Excerpt from a dataset:
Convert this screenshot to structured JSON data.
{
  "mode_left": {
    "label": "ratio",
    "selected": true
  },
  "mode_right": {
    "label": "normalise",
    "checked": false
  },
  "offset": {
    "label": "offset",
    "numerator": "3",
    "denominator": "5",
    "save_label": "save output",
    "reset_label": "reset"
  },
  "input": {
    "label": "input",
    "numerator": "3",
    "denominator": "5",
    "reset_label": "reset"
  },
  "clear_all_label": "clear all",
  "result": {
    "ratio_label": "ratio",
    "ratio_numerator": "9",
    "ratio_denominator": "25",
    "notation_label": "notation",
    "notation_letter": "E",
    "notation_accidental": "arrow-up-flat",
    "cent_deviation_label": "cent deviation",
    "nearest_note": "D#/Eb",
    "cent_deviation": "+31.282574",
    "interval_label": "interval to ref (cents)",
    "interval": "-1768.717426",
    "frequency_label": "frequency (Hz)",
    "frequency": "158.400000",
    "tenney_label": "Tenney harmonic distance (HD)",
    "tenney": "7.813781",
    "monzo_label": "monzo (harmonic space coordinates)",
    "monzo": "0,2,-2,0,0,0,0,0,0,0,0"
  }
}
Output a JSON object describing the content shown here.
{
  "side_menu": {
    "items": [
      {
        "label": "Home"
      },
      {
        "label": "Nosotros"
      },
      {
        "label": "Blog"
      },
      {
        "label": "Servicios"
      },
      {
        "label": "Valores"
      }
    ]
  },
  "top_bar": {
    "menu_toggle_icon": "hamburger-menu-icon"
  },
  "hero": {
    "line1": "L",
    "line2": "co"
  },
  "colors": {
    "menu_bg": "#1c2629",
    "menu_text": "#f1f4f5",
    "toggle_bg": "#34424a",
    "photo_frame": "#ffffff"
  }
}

Your goal –
Gather and return every line that holds the string "interval".

Solved problem –
    "interval_label": "interval to ref (cents)",
    "interval": "-1768.717426",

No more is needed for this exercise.